TASK DESCRIPTION |
All of the lines below are to be printed again exactly; images are excluded from the output.

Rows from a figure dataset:
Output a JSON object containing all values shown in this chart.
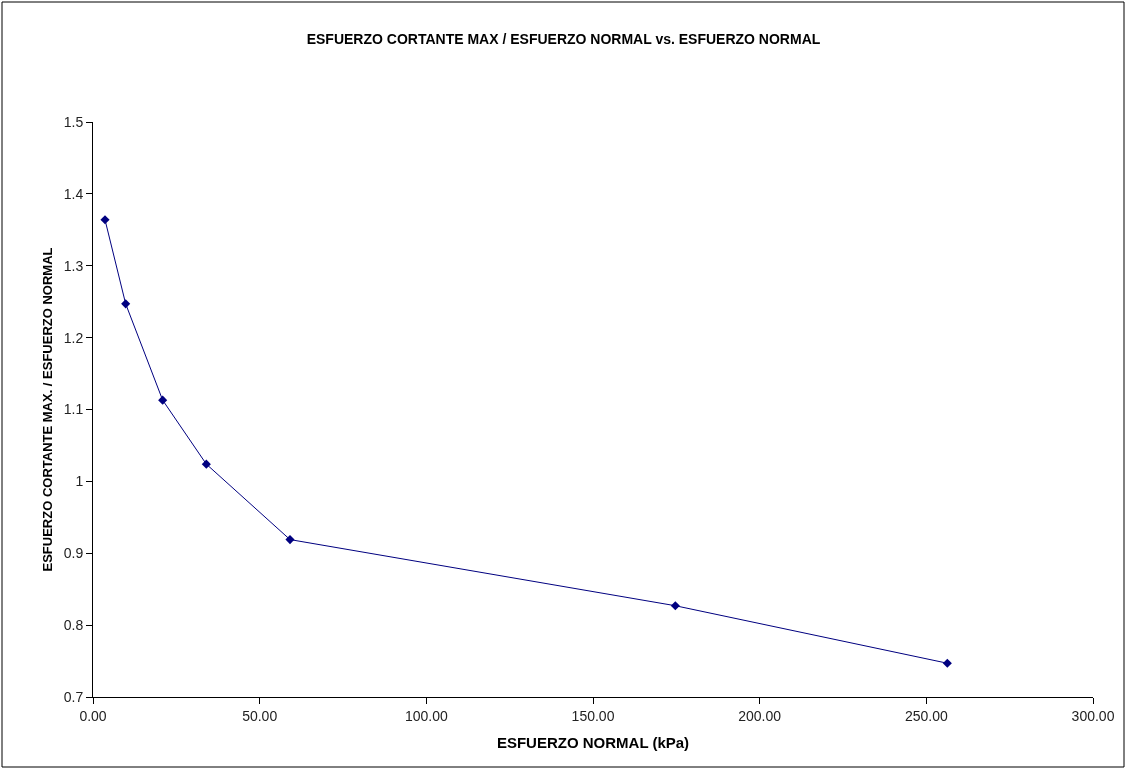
{
  "chart_data": {
    "type": "line",
    "title": "ESFUERZO CORTANTE MAX / ESFUERZO NORMAL vs. ESFUERZO NORMAL",
    "xlabel": "ESFUERZO NORMAL (kPa)",
    "ylabel": "ESFUERZO CORTANTE MAX. / ESFUERZO NORMAL",
    "x": [
      3.6,
      9.8,
      20.9,
      34.0,
      59.1,
      174.7,
      256.3
    ],
    "series": [
      {
        "color": "#000080",
        "values": [
          1.364,
          1.247,
          1.113,
          1.024,
          0.919,
          0.827,
          0.747
        ]
      }
    ],
    "xlim": [
      0,
      300
    ],
    "xticks": [
      {
        "value": 0,
        "label": "0.00"
      },
      {
        "value": 50,
        "label": "50.00"
      },
      {
        "value": 100,
        "label": "100.00"
      },
      {
        "value": 150,
        "label": "150.00"
      },
      {
        "value": 200,
        "label": "200.00"
      },
      {
        "value": 250,
        "label": "250.00"
      },
      {
        "value": 300,
        "label": "300.00"
      }
    ],
    "ylim": [
      0.7,
      1.5
    ],
    "yticks": [
      0.7,
      0.8,
      0.9,
      1,
      1.1,
      1.2,
      1.3,
      1.4,
      1.5
    ],
    "marker": "diamond",
    "line_style": "solid"
  }
}
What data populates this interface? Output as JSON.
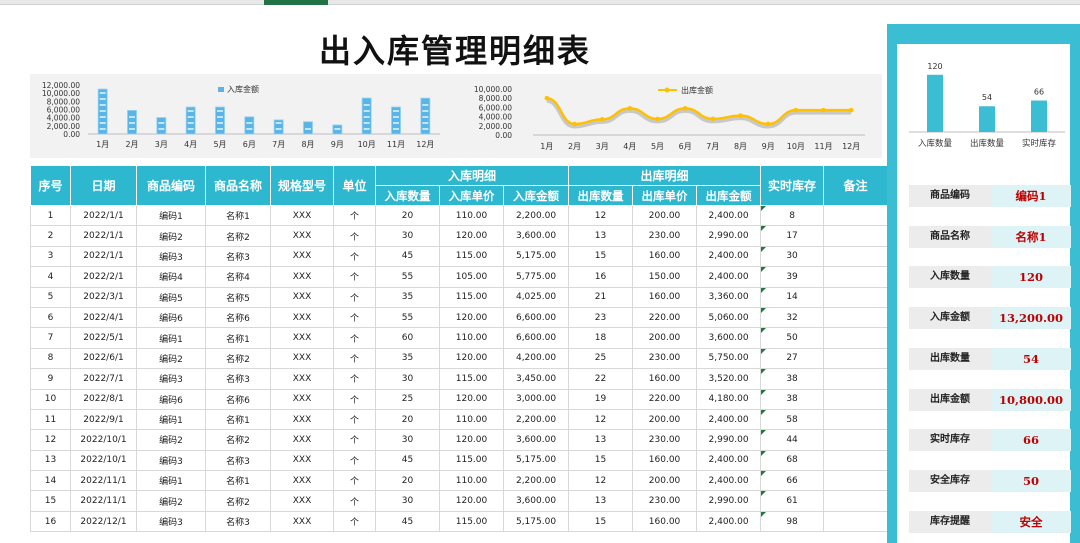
{
  "title": "出入库管理明细表",
  "colors": {
    "header_bg": "#2eb8d0",
    "panel_bg": "#3bbdd4",
    "bar_in": "#5ab4e5",
    "line_out": "#ffc000",
    "value_red": "#c00000"
  },
  "chart_in": {
    "type": "bar",
    "legend": "入库金额",
    "categories": [
      "1月",
      "2月",
      "3月",
      "4月",
      "5月",
      "6月",
      "7月",
      "8月",
      "9月",
      "10月",
      "11月",
      "12月"
    ],
    "yticks": [
      "12,000.00",
      "10,000.00",
      "8,000.00",
      "6,000.00",
      "4,000.00",
      "2,000.00",
      "0.00"
    ],
    "ylim": [
      0,
      12000
    ],
    "values": [
      11000,
      5775,
      4025,
      6600,
      6600,
      4200,
      3450,
      3000,
      2200,
      8800,
      6600,
      8775
    ]
  },
  "chart_out": {
    "type": "line",
    "legend": "出库金额",
    "categories": [
      "1月",
      "2月",
      "3月",
      "4月",
      "5月",
      "6月",
      "7月",
      "8月",
      "9月",
      "10月",
      "11月",
      "12月"
    ],
    "yticks": [
      "10,000.00",
      "8,000.00",
      "6,000.00",
      "4,000.00",
      "2,000.00",
      "0.00"
    ],
    "ylim": [
      0,
      10000
    ],
    "values": [
      8000,
      2400,
      3400,
      5800,
      3500,
      5800,
      3500,
      4200,
      2400,
      5400,
      5400,
      5400
    ]
  },
  "chart_kpi": {
    "type": "bar",
    "categories": [
      "入库数量",
      "出库数量",
      "实时库存"
    ],
    "values": [
      120,
      54,
      66
    ],
    "labels": [
      "120",
      "54",
      "66"
    ],
    "ylim": [
      0,
      130
    ]
  },
  "table": {
    "headers": {
      "seq": "序号",
      "date": "日期",
      "code": "商品编码",
      "name": "商品名称",
      "spec": "规格型号",
      "unit": "单位",
      "in_group": "入库明细",
      "in_qty": "入库数量",
      "in_price": "入库单价",
      "in_amt": "入库金额",
      "out_group": "出库明细",
      "out_qty": "出库数量",
      "out_price": "出库单价",
      "out_amt": "出库金额",
      "stock": "实时库存",
      "note": "备注"
    },
    "rows": [
      [
        "1",
        "2022/1/1",
        "编码1",
        "名称1",
        "XXX",
        "个",
        "20",
        "110.00",
        "2,200.00",
        "12",
        "200.00",
        "2,400.00",
        "8",
        ""
      ],
      [
        "2",
        "2022/1/1",
        "编码2",
        "名称2",
        "XXX",
        "个",
        "30",
        "120.00",
        "3,600.00",
        "13",
        "230.00",
        "2,990.00",
        "17",
        ""
      ],
      [
        "3",
        "2022/1/1",
        "编码3",
        "名称3",
        "XXX",
        "个",
        "45",
        "115.00",
        "5,175.00",
        "15",
        "160.00",
        "2,400.00",
        "30",
        ""
      ],
      [
        "4",
        "2022/2/1",
        "编码4",
        "名称4",
        "XXX",
        "个",
        "55",
        "105.00",
        "5,775.00",
        "16",
        "150.00",
        "2,400.00",
        "39",
        ""
      ],
      [
        "5",
        "2022/3/1",
        "编码5",
        "名称5",
        "XXX",
        "个",
        "35",
        "115.00",
        "4,025.00",
        "21",
        "160.00",
        "3,360.00",
        "14",
        ""
      ],
      [
        "6",
        "2022/4/1",
        "编码6",
        "名称6",
        "XXX",
        "个",
        "55",
        "120.00",
        "6,600.00",
        "23",
        "220.00",
        "5,060.00",
        "32",
        ""
      ],
      [
        "7",
        "2022/5/1",
        "编码1",
        "名称1",
        "XXX",
        "个",
        "60",
        "110.00",
        "6,600.00",
        "18",
        "200.00",
        "3,600.00",
        "50",
        ""
      ],
      [
        "8",
        "2022/6/1",
        "编码2",
        "名称2",
        "XXX",
        "个",
        "35",
        "120.00",
        "4,200.00",
        "25",
        "230.00",
        "5,750.00",
        "27",
        ""
      ],
      [
        "9",
        "2022/7/1",
        "编码3",
        "名称3",
        "XXX",
        "个",
        "30",
        "115.00",
        "3,450.00",
        "22",
        "160.00",
        "3,520.00",
        "38",
        ""
      ],
      [
        "10",
        "2022/8/1",
        "编码6",
        "名称6",
        "XXX",
        "个",
        "25",
        "120.00",
        "3,000.00",
        "19",
        "220.00",
        "4,180.00",
        "38",
        ""
      ],
      [
        "11",
        "2022/9/1",
        "编码1",
        "名称1",
        "XXX",
        "个",
        "20",
        "110.00",
        "2,200.00",
        "12",
        "200.00",
        "2,400.00",
        "58",
        ""
      ],
      [
        "12",
        "2022/10/1",
        "编码2",
        "名称2",
        "XXX",
        "个",
        "30",
        "120.00",
        "3,600.00",
        "13",
        "230.00",
        "2,990.00",
        "44",
        ""
      ],
      [
        "13",
        "2022/10/1",
        "编码3",
        "名称3",
        "XXX",
        "个",
        "45",
        "115.00",
        "5,175.00",
        "15",
        "160.00",
        "2,400.00",
        "68",
        ""
      ],
      [
        "14",
        "2022/11/1",
        "编码1",
        "名称1",
        "XXX",
        "个",
        "20",
        "110.00",
        "2,200.00",
        "12",
        "200.00",
        "2,400.00",
        "66",
        ""
      ],
      [
        "15",
        "2022/11/1",
        "编码2",
        "名称2",
        "XXX",
        "个",
        "30",
        "120.00",
        "3,600.00",
        "13",
        "230.00",
        "2,990.00",
        "61",
        ""
      ],
      [
        "16",
        "2022/12/1",
        "编码3",
        "名称3",
        "XXX",
        "个",
        "45",
        "115.00",
        "5,175.00",
        "15",
        "160.00",
        "2,400.00",
        "98",
        ""
      ]
    ]
  },
  "panel": {
    "items": [
      {
        "label": "商品编码",
        "value": "编码1"
      },
      {
        "label": "商品名称",
        "value": "名称1"
      },
      {
        "label": "入库数量",
        "value": "120"
      },
      {
        "label": "入库金额",
        "value": "13,200.00"
      },
      {
        "label": "出库数量",
        "value": "54"
      },
      {
        "label": "出库金额",
        "value": "10,800.00"
      },
      {
        "label": "实时库存",
        "value": "66"
      },
      {
        "label": "安全库存",
        "value": "50"
      },
      {
        "label": "库存提醒",
        "value": "安全"
      }
    ]
  }
}
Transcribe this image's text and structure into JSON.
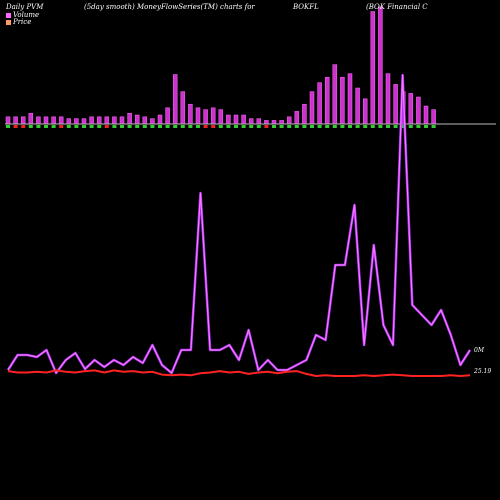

FINISHED ANSWER |
Output a JSON object containing all values shown in this chart.
{
  "chart_data": {
    "type": "line",
    "title": "ESFUERZO CORTANTE MAX / ESFUERZO NORMAL vs. ESFUERZO NORMAL",
    "xlabel": "ESFUERZO NORMAL (kPa)",
    "ylabel": "ESFUERZO CORTANTE MAX. / ESFUERZO NORMAL",
    "x": [
      3.6,
      9.8,
      20.9,
      34.0,
      59.1,
      174.7,
      256.3
    ],
    "series": [
      {
        "color": "#000080",
        "values": [
          1.364,
          1.247,
          1.113,
          1.024,
          0.919,
          0.827,
          0.747
        ]
      }
    ],
    "xlim": [
      0,
      300
    ],
    "xticks": [
      {
        "value": 0,
        "label": "0.00"
      },
      {
        "value": 50,
        "label": "50.00"
      },
      {
        "value": 100,
        "label": "100.00"
      },
      {
        "value": 150,
        "label": "150.00"
      },
      {
        "value": 200,
        "label": "200.00"
      },
      {
        "value": 250,
        "label": "250.00"
      },
      {
        "value": 300,
        "label": "300.00"
      }
    ],
    "ylim": [
      0.7,
      1.5
    ],
    "yticks": [
      0.7,
      0.8,
      0.9,
      1,
      1.1,
      1.2,
      1.3,
      1.4,
      1.5
    ],
    "marker": "diamond",
    "line_style": "solid"
  }
}
What data populates this interface? Output as JSON.
{
  "title": "出入库管理明细表",
  "colors": {
    "header_bg": "#2eb8d0",
    "panel_bg": "#3bbdd4",
    "bar_in": "#5ab4e5",
    "line_out": "#ffc000",
    "value_red": "#c00000"
  },
  "chart_in": {
    "type": "bar",
    "legend": "入库金额",
    "categories": [
      "1月",
      "2月",
      "3月",
      "4月",
      "5月",
      "6月",
      "7月",
      "8月",
      "9月",
      "10月",
      "11月",
      "12月"
    ],
    "yticks": [
      "12,000.00",
      "10,000.00",
      "8,000.00",
      "6,000.00",
      "4,000.00",
      "2,000.00",
      "0.00"
    ],
    "ylim": [
      0,
      12000
    ],
    "values": [
      11000,
      5775,
      4025,
      6600,
      6600,
      4200,
      3450,
      3000,
      2200,
      8800,
      6600,
      8775
    ]
  },
  "chart_out": {
    "type": "line",
    "legend": "出库金额",
    "categories": [
      "1月",
      "2月",
      "3月",
      "4月",
      "5月",
      "6月",
      "7月",
      "8月",
      "9月",
      "10月",
      "11月",
      "12月"
    ],
    "yticks": [
      "10,000.00",
      "8,000.00",
      "6,000.00",
      "4,000.00",
      "2,000.00",
      "0.00"
    ],
    "ylim": [
      0,
      10000
    ],
    "values": [
      8000,
      2400,
      3400,
      5800,
      3500,
      5800,
      3500,
      4200,
      2400,
      5400,
      5400,
      5400
    ]
  },
  "chart_kpi": {
    "type": "bar",
    "categories": [
      "入库数量",
      "出库数量",
      "实时库存"
    ],
    "values": [
      120,
      54,
      66
    ],
    "labels": [
      "120",
      "54",
      "66"
    ],
    "ylim": [
      0,
      130
    ]
  },
  "table": {
    "headers": {
      "seq": "序号",
      "date": "日期",
      "code": "商品编码",
      "name": "商品名称",
      "spec": "规格型号",
      "unit": "单位",
      "in_group": "入库明细",
      "in_qty": "入库数量",
      "in_price": "入库单价",
      "in_amt": "入库金额",
      "out_group": "出库明细",
      "out_qty": "出库数量",
      "out_price": "出库单价",
      "out_amt": "出库金额",
      "stock": "实时库存",
      "note": "备注"
    },
    "rows": [
      [
        "1",
        "2022/1/1",
        "编码1",
        "名称1",
        "XXX",
        "个",
        "20",
        "110.00",
        "2,200.00",
        "12",
        "200.00",
        "2,400.00",
        "8",
        ""
      ],
      [
        "2",
        "2022/1/1",
        "编码2",
        "名称2",
        "XXX",
        "个",
        "30",
        "120.00",
        "3,600.00",
        "13",
        "230.00",
        "2,990.00",
        "17",
        ""
      ],
      [
        "3",
        "2022/1/1",
        "编码3",
        "名称3",
        "XXX",
        "个",
        "45",
        "115.00",
        "5,175.00",
        "15",
        "160.00",
        "2,400.00",
        "30",
        ""
      ],
      [
        "4",
        "2022/2/1",
        "编码4",
        "名称4",
        "XXX",
        "个",
        "55",
        "105.00",
        "5,775.00",
        "16",
        "150.00",
        "2,400.00",
        "39",
        ""
      ],
      [
        "5",
        "2022/3/1",
        "编码5",
        "名称5",
        "XXX",
        "个",
        "35",
        "115.00",
        "4,025.00",
        "21",
        "160.00",
        "3,360.00",
        "14",
        ""
      ],
      [
        "6",
        "2022/4/1",
        "编码6",
        "名称6",
        "XXX",
        "个",
        "55",
        "120.00",
        "6,600.00",
        "23",
        "220.00",
        "5,060.00",
        "32",
        ""
      ],
      [
        "7",
        "2022/5/1",
        "编码1",
        "名称1",
        "XXX",
        "个",
        "60",
        "110.00",
        "6,600.00",
        "18",
        "200.00",
        "3,600.00",
        "50",
        ""
      ],
      [
        "8",
        "2022/6/1",
        "编码2",
        "名称2",
        "XXX",
        "个",
        "35",
        "120.00",
        "4,200.00",
        "25",
        "230.00",
        "5,750.00",
        "27",
        ""
      ],
      [
        "9",
        "2022/7/1",
        "编码3",
        "名称3",
        "XXX",
        "个",
        "30",
        "115.00",
        "3,450.00",
        "22",
        "160.00",
        "3,520.00",
        "38",
        ""
      ],
      [
        "10",
        "2022/8/1",
        "编码6",
        "名称6",
        "XXX",
        "个",
        "25",
        "120.00",
        "3,000.00",
        "19",
        "220.00",
        "4,180.00",
        "38",
        ""
      ],
      [
        "11",
        "2022/9/1",
        "编码1",
        "名称1",
        "XXX",
        "个",
        "20",
        "110.00",
        "2,200.00",
        "12",
        "200.00",
        "2,400.00",
        "58",
        ""
      ],
      [
        "12",
        "2022/10/1",
        "编码2",
        "名称2",
        "XXX",
        "个",
        "30",
        "120.00",
        "3,600.00",
        "13",
        "230.00",
        "2,990.00",
        "44",
        ""
      ],
      [
        "13",
        "2022/10/1",
        "编码3",
        "名称3",
        "XXX",
        "个",
        "45",
        "115.00",
        "5,175.00",
        "15",
        "160.00",
        "2,400.00",
        "68",
        ""
      ],
      [
        "14",
        "2022/11/1",
        "编码1",
        "名称1",
        "XXX",
        "个",
        "20",
        "110.00",
        "2,200.00",
        "12",
        "200.00",
        "2,400.00",
        "66",
        ""
      ],
      [
        "15",
        "2022/11/1",
        "编码2",
        "名称2",
        "XXX",
        "个",
        "30",
        "120.00",
        "3,600.00",
        "13",
        "230.00",
        "2,990.00",
        "61",
        ""
      ],
      [
        "16",
        "2022/12/1",
        "编码3",
        "名称3",
        "XXX",
        "个",
        "45",
        "115.00",
        "5,175.00",
        "15",
        "160.00",
        "2,400.00",
        "98",
        ""
      ]
    ]
  },
  "panel": {
    "items": [
      {
        "label": "商品编码",
        "value": "编码1"
      },
      {
        "label": "商品名称",
        "value": "名称1"
      },
      {
        "label": "入库数量",
        "value": "120"
      },
      {
        "label": "入库金额",
        "value": "13,200.00"
      },
      {
        "label": "出库数量",
        "value": "54"
      },
      {
        "label": "出库金额",
        "value": "10,800.00"
      },
      {
        "label": "实时库存",
        "value": "66"
      },
      {
        "label": "安全库存",
        "value": "50"
      },
      {
        "label": "库存提醒",
        "value": "安全"
      }
    ]
  }
}
Transcribe this image's text and structure into JSON.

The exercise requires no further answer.